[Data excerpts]
——————
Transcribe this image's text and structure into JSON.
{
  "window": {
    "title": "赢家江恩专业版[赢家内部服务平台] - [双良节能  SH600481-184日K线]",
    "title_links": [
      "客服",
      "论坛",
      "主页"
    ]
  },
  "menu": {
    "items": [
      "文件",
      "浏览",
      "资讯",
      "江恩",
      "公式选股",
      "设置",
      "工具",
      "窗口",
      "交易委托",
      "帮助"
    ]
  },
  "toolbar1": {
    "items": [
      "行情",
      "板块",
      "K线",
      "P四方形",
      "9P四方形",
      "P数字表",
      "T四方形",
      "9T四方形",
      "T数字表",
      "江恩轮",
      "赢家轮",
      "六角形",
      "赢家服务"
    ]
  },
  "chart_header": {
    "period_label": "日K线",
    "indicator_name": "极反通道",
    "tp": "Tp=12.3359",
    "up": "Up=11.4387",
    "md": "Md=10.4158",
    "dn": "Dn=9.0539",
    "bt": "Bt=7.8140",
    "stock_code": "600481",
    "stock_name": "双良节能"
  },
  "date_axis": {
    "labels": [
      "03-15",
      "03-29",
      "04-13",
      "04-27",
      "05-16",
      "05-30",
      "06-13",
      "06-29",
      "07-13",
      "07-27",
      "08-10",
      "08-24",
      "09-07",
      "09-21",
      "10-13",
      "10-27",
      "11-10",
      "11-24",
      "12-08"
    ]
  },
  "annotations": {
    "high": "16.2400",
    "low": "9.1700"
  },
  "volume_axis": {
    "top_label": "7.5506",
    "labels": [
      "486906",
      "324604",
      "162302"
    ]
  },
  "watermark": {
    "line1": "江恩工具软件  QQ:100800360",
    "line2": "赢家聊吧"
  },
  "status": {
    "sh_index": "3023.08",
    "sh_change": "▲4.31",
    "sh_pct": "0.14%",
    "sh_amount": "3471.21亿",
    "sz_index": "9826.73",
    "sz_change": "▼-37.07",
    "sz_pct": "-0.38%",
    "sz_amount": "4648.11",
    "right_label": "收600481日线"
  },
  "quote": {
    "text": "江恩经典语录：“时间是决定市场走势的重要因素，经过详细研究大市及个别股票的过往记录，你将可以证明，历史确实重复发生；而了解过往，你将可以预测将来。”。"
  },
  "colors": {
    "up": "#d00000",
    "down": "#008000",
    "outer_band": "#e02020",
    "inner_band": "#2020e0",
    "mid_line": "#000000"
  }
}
——————
**TASK DETAILS:** Give back the data above exactly as it appears.

**EXERCISE OUTPUT:**
Transcribe this image's text and structure into JSON.
{
  "window": {
    "title": "赢家江恩专业版[赢家内部服务平台] - [双良节能  SH600481-184日K线]",
    "title_links": [
      "客服",
      "论坛",
      "主页"
    ]
  },
  "menu": {
    "items": [
      "文件",
      "浏览",
      "资讯",
      "江恩",
      "公式选股",
      "设置",
      "工具",
      "窗口",
      "交易委托",
      "帮助"
    ]
  },
  "toolbar1": {
    "items": [
      "行情",
      "板块",
      "K线",
      "P四方形",
      "9P四方形",
      "P数字表",
      "T四方形",
      "9T四方形",
      "T数字表",
      "江恩轮",
      "赢家轮",
      "六角形",
      "赢家服务"
    ]
  },
  "chart_header": {
    "period_label": "日K线",
    "indicator_name": "极反通道",
    "tp": "Tp=12.3359",
    "up": "Up=11.4387",
    "md": "Md=10.4158",
    "dn": "Dn=9.0539",
    "bt": "Bt=7.8140",
    "stock_code": "600481",
    "stock_name": "双良节能"
  },
  "date_axis": {
    "labels": [
      "03-15",
      "03-29",
      "04-13",
      "04-27",
      "05-16",
      "05-30",
      "06-13",
      "06-29",
      "07-13",
      "07-27",
      "08-10",
      "08-24",
      "09-07",
      "09-21",
      "10-13",
      "10-27",
      "11-10",
      "11-24",
      "12-08"
    ]
  },
  "annotations": {
    "high": "16.2400",
    "low": "9.1700"
  },
  "volume_axis": {
    "top_label": "7.5506",
    "labels": [
      "486906",
      "324604",
      "162302"
    ]
  },
  "watermark": {
    "line1": "江恩工具软件  QQ:100800360",
    "line2": "赢家聊吧"
  },
  "status": {
    "sh_index": "3023.08",
    "sh_change": "▲4.31",
    "sh_pct": "0.14%",
    "sh_amount": "3471.21亿",
    "sz_index": "9826.73",
    "sz_change": "▼-37.07",
    "sz_pct": "-0.38%",
    "sz_amount": "4648.11",
    "right_label": "收600481日线"
  },
  "quote": {
    "text": "江恩经典语录：“时间是决定市场走势的重要因素，经过详细研究大市及个别股票的过往记录，你将可以证明，历史确实重复发生；而了解过往，你将可以预测将来。”。"
  },
  "colors": {
    "up": "#d00000",
    "down": "#008000",
    "outer_band": "#e02020",
    "inner_band": "#2020e0",
    "mid_line": "#000000"
  }
}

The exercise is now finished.